__EXERCISE INPUT__:
'''
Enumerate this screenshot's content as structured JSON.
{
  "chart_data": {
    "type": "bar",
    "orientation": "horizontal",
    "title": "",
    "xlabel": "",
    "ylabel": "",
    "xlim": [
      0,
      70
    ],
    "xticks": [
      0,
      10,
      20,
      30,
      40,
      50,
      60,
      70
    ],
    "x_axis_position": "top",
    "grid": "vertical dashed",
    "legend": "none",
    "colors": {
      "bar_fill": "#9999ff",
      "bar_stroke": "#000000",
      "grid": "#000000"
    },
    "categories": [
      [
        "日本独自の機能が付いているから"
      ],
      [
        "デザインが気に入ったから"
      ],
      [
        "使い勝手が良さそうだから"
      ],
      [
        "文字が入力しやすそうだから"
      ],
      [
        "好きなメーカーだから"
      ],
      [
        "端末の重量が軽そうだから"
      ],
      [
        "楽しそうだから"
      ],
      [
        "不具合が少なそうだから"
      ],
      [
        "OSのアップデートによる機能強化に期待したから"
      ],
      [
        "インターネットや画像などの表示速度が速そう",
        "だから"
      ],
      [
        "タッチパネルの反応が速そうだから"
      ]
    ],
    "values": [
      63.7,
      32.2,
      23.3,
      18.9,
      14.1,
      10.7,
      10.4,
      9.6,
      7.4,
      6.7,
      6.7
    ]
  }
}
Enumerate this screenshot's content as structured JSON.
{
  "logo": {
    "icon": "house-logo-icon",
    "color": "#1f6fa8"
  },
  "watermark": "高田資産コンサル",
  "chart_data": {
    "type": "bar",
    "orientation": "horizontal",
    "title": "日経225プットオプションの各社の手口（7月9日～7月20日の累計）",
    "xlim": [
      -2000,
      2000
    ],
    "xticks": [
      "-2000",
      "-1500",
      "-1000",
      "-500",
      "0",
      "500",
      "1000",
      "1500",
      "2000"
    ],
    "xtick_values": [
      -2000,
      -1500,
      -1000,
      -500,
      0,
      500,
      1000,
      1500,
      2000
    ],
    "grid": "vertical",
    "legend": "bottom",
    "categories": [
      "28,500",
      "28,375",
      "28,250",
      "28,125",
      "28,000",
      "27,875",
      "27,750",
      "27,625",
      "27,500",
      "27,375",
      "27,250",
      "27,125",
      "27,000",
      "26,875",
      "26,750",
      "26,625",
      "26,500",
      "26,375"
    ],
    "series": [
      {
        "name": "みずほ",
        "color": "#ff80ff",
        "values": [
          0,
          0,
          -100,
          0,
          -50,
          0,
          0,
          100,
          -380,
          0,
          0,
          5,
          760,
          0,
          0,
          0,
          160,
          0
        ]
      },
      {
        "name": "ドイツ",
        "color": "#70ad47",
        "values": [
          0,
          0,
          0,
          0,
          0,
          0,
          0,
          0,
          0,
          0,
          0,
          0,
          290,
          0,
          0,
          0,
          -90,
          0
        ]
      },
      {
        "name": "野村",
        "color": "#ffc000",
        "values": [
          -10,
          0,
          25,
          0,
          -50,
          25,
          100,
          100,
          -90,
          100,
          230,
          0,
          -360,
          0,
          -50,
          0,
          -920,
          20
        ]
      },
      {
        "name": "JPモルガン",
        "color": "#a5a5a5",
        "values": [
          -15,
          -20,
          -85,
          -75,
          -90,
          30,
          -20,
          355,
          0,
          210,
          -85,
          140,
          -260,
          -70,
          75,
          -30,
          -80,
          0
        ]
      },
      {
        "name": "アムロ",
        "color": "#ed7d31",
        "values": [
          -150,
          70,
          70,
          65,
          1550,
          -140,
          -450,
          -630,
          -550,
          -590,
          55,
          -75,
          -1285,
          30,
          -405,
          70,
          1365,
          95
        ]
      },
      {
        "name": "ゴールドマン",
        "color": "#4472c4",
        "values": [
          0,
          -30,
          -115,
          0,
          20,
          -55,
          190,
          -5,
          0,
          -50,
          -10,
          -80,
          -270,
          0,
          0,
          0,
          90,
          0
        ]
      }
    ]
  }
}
'''
Copy every line of the records above that holds the word "grid".

__TASK RESULT__:
    "grid": "vertical dashed",
      "grid": "#000000"
    "grid": "vertical",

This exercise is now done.